Record set:
= = = = =

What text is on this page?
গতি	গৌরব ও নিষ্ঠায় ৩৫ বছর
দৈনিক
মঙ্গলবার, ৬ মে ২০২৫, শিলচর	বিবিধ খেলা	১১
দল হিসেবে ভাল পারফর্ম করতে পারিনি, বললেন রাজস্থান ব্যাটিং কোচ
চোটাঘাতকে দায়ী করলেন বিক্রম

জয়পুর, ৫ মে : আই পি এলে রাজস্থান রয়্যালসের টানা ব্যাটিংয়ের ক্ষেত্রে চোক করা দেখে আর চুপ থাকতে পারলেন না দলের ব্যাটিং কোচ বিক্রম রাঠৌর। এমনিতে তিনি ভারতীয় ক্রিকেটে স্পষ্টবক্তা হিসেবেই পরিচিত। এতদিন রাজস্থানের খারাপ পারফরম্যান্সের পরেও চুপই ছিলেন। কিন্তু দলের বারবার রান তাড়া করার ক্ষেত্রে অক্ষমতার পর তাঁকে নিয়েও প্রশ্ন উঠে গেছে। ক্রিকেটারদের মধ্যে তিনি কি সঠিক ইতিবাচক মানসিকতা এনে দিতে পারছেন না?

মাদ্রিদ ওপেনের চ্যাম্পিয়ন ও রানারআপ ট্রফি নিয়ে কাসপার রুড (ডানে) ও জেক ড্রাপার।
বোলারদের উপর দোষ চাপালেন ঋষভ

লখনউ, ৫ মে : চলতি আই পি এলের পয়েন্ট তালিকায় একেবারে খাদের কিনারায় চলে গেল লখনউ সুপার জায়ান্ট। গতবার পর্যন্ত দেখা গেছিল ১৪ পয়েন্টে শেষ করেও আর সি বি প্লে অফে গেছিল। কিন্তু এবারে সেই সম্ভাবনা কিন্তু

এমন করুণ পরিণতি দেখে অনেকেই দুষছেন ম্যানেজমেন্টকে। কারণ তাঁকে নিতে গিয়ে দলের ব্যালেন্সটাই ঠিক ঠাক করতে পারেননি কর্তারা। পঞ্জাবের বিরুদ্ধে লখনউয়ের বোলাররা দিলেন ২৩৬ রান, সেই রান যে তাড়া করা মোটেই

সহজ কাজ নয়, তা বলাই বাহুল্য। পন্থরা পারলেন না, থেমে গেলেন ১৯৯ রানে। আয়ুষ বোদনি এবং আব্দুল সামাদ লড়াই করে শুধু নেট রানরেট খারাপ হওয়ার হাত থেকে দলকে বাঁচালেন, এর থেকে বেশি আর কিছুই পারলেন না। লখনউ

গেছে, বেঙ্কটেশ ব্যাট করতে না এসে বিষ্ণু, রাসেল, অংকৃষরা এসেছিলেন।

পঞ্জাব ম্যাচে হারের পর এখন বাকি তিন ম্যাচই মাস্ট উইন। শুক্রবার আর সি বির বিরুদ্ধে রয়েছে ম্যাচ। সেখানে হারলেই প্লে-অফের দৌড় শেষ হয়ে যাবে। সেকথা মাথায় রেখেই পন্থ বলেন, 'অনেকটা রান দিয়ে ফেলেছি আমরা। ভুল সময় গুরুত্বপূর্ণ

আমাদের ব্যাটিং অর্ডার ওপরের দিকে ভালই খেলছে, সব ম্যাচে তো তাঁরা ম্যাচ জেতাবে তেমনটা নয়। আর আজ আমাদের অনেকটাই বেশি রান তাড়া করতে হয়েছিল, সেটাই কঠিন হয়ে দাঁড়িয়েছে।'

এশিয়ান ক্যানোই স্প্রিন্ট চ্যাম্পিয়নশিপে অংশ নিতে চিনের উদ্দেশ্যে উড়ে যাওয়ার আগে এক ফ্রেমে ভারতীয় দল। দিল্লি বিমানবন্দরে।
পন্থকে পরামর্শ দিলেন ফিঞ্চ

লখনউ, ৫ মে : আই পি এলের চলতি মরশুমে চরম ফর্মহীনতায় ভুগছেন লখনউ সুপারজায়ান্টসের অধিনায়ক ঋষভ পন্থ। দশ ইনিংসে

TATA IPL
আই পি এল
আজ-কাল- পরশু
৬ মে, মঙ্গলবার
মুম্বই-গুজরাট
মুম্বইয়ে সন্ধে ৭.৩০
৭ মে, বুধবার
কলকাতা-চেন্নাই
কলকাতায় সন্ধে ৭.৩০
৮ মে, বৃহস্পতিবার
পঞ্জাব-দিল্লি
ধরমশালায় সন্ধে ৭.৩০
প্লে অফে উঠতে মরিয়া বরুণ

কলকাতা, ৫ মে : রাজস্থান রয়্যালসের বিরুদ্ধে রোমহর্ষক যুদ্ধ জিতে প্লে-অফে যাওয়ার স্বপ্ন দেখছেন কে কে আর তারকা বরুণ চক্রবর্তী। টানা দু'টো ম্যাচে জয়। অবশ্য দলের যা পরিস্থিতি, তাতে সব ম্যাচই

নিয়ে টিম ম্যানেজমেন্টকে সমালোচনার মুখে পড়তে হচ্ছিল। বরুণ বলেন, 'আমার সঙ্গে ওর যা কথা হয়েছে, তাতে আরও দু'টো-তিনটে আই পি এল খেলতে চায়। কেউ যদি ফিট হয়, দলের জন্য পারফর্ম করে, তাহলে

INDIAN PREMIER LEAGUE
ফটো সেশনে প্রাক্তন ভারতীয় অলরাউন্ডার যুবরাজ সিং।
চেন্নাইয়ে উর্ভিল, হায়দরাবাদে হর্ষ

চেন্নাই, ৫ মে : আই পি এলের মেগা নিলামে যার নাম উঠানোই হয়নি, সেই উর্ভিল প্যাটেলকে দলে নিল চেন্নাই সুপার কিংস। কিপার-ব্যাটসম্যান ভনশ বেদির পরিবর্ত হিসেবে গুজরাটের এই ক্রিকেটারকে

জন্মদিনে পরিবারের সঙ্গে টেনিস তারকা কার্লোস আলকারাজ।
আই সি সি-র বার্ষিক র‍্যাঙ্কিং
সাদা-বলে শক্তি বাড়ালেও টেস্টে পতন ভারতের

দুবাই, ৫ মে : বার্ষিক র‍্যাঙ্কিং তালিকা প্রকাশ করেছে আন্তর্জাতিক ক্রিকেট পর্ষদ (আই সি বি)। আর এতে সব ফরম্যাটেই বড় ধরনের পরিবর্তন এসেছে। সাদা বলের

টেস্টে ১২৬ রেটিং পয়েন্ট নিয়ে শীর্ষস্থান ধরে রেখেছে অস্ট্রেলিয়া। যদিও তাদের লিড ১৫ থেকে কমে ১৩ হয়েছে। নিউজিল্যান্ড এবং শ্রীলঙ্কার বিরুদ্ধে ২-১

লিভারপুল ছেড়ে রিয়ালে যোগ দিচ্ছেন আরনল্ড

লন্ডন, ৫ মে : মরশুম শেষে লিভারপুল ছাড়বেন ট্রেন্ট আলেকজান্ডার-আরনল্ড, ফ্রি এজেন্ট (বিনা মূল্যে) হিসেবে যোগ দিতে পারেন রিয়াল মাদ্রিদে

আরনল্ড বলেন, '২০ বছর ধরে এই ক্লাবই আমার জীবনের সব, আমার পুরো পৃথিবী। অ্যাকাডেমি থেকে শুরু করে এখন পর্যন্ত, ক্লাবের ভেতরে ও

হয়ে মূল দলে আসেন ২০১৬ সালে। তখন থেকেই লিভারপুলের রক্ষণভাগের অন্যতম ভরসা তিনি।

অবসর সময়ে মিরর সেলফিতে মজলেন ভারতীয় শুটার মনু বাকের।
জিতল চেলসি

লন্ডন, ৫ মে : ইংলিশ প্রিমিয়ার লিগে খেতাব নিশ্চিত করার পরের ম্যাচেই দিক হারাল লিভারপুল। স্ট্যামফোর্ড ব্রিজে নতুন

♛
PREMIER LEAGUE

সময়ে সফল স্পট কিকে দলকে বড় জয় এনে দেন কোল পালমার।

= = = = =

From the data, list each line in which the string "আরনল" appears.

লিভারপুল ছেড়ে রিয়ালে যোগ দিচ্ছেন আরনল্ড
লন্ডন, ৫ মে : মরশুম শেষে লিভারপুল ছাড়বেন ট্রেন্ট আলেকজান্ডার-আরনল্ড, ফ্রি এজেন্ট (বিনা মূল্যে) হিসেবে যোগ দিতে পারেন রিয়াল মাদ্রিদে
আরনল্ড বলেন, '২০ বছর ধরে এই ক্লাবই আমার জীবনের সব, আমার পুরো পৃথিবী। অ্যাকাডেমি থেকে শুরু করে এখন পর্যন্ত, ক্লাবের ভেতরে ও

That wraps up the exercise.